+++ EXERCISE MATERIALS +++

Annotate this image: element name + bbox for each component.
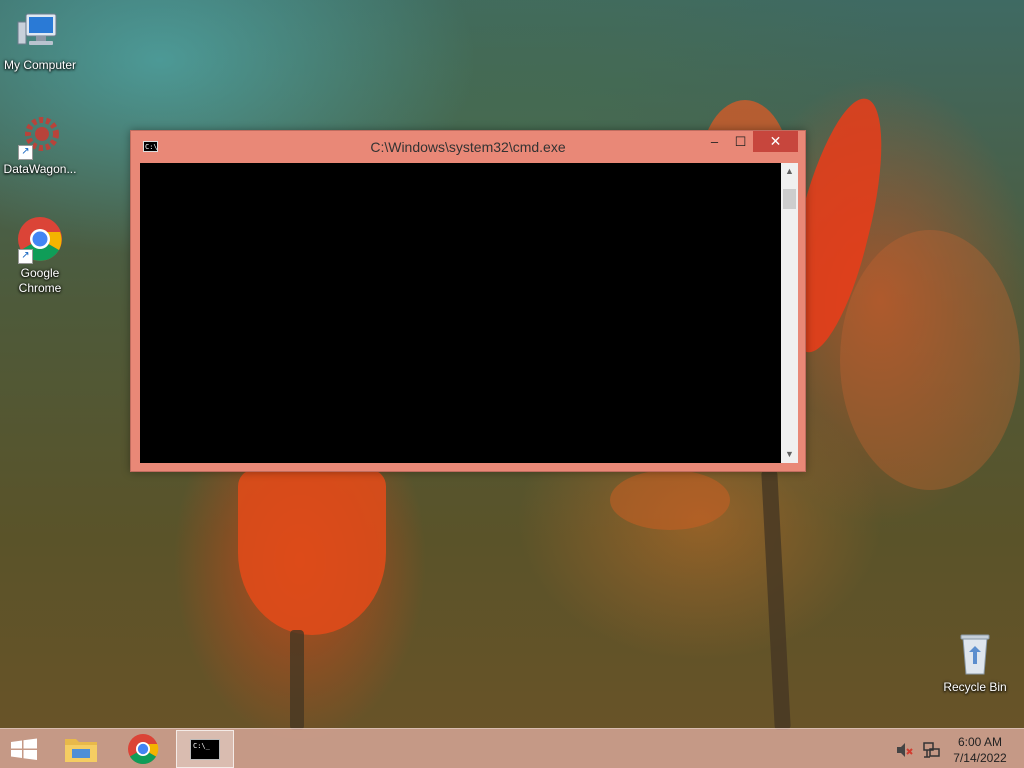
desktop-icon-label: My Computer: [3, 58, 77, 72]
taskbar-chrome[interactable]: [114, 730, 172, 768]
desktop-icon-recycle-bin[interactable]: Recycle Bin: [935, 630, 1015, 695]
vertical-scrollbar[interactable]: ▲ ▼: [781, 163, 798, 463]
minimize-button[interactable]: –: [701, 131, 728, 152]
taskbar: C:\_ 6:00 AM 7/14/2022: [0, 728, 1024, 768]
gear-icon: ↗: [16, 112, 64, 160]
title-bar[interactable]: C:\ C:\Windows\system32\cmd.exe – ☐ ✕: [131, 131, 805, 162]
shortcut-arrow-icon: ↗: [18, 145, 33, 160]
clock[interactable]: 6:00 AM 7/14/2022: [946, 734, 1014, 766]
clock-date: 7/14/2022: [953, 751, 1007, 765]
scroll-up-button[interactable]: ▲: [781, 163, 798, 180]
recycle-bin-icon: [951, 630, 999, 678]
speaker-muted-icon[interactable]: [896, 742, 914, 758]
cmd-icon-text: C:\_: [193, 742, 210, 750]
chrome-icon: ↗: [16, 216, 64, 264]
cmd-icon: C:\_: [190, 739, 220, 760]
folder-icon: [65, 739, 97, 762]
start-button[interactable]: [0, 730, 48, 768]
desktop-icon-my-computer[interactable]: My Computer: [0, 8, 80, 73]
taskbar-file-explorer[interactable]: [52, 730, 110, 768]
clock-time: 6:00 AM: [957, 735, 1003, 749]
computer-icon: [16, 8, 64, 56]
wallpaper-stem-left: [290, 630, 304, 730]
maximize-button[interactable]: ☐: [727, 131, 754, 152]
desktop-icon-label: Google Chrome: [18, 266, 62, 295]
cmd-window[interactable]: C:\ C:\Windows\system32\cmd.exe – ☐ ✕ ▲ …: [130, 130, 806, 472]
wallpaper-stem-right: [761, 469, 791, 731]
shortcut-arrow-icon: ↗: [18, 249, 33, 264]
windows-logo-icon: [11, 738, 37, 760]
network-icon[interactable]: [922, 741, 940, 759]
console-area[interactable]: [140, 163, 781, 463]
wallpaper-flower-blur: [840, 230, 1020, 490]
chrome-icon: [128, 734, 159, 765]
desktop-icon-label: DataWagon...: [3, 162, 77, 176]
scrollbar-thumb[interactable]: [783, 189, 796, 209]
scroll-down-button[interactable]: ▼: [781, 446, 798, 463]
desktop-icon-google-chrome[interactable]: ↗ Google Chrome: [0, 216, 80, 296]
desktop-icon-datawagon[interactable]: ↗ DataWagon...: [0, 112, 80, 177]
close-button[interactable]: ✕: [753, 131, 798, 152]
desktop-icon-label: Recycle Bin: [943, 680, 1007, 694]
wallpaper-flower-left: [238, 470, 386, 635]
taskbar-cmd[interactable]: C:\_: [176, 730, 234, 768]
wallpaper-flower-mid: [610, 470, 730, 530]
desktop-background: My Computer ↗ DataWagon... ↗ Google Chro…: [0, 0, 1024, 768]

+++
+++ EXERCISE MATERIALS +++

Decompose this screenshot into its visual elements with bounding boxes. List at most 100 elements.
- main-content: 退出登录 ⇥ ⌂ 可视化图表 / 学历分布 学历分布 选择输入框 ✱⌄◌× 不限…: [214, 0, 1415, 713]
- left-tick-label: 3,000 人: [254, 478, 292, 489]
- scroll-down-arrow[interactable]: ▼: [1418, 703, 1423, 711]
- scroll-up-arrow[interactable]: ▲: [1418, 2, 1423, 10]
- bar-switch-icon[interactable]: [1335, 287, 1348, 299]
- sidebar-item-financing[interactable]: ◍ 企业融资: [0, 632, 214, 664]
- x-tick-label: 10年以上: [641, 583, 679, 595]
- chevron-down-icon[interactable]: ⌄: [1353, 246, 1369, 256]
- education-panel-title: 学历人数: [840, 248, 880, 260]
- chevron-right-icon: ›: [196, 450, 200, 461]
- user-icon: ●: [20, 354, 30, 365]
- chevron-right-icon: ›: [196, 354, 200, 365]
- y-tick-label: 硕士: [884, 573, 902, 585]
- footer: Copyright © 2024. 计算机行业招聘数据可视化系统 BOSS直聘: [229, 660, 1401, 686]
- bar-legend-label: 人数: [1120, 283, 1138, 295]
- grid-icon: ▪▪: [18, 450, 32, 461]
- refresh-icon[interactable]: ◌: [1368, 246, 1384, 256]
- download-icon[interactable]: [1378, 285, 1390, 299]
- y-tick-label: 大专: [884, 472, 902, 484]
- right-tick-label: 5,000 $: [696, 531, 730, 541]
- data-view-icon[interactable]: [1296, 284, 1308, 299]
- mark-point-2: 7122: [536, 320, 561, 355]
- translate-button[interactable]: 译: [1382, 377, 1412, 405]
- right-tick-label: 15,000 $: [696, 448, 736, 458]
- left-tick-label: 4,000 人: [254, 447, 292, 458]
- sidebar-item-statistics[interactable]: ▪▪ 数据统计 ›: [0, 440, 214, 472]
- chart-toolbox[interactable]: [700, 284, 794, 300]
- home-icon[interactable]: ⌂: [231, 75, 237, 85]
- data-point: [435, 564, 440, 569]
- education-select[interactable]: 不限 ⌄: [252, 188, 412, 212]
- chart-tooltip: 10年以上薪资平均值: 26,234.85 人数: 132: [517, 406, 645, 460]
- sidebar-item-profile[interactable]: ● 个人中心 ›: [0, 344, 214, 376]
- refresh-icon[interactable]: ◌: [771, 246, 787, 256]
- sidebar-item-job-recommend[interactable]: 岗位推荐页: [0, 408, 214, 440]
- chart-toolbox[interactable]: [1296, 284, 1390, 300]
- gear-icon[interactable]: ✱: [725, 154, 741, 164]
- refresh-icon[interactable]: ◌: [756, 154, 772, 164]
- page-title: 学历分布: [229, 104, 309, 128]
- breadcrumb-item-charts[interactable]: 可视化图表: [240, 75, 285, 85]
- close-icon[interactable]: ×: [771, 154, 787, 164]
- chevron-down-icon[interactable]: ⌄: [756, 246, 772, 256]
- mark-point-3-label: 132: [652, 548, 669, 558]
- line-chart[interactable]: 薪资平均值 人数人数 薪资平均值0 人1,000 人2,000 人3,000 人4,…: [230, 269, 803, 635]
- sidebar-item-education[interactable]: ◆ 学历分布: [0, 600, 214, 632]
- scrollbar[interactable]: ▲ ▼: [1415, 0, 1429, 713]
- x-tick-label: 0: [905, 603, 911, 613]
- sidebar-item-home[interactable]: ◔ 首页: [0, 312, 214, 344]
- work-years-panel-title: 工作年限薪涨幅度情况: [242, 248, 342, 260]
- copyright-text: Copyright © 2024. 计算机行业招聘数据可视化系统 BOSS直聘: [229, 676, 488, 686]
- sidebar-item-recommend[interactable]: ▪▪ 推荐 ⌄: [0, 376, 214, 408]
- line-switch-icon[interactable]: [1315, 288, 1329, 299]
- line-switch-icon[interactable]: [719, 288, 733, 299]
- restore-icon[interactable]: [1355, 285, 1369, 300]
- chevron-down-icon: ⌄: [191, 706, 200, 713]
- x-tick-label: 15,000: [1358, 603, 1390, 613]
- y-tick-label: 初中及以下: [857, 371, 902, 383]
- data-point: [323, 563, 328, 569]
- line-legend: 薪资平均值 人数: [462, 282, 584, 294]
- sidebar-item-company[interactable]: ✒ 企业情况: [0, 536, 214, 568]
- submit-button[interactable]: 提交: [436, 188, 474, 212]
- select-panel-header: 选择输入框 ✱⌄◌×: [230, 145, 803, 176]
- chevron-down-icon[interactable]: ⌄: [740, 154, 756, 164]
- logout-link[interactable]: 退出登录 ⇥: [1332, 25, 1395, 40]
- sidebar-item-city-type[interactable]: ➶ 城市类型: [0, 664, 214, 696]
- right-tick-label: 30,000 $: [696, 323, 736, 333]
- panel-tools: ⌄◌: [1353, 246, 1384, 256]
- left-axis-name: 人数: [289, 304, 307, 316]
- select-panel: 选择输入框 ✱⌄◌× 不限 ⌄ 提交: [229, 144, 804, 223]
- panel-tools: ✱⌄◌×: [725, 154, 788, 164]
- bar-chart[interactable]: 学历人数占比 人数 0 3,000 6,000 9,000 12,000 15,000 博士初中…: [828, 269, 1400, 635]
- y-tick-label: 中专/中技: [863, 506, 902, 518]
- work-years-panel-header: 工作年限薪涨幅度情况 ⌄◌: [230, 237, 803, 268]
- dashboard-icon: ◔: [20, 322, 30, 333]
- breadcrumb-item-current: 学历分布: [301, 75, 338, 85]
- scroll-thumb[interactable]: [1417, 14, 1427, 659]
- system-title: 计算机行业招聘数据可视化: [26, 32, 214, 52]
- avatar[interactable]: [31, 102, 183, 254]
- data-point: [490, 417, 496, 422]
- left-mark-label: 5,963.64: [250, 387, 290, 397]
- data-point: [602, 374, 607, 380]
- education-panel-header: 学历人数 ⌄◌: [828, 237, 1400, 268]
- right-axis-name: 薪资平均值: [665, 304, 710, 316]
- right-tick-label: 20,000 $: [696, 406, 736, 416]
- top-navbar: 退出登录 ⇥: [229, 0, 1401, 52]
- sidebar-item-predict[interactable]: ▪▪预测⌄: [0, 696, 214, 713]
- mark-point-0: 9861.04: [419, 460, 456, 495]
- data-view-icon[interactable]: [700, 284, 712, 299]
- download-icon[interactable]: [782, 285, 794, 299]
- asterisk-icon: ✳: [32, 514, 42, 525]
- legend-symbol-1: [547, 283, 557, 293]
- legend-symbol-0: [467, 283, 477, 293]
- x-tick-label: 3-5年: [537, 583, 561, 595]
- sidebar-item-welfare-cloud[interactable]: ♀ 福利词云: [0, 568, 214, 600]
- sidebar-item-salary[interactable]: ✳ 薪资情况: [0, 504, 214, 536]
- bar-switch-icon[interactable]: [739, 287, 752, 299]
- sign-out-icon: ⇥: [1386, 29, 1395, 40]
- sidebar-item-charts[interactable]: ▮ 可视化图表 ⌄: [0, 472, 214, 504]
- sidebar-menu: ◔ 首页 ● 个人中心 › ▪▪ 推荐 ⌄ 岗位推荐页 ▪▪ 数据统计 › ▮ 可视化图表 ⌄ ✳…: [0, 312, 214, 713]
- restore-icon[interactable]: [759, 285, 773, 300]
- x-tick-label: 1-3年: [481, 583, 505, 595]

+++

■ **WHAT NEEDS TO BE DONE**
Reproduce every row from the one containing "desktop-icon-label: My Computer: [3, 58, 77, 72]" down to the one containing "minimize-button[interactable]: –: [701, 131, 728, 152]", with both of those rows included.

■ **TASK RESPONSE**
desktop-icon-label: My Computer: [3, 58, 77, 72]
taskbar-chrome[interactable]: [114, 730, 172, 768]
desktop-icon-recycle-bin[interactable]: Recycle Bin: [935, 630, 1015, 695]
vertical-scrollbar[interactable]: ▲ ▼: [781, 163, 798, 463]
minimize-button[interactable]: –: [701, 131, 728, 152]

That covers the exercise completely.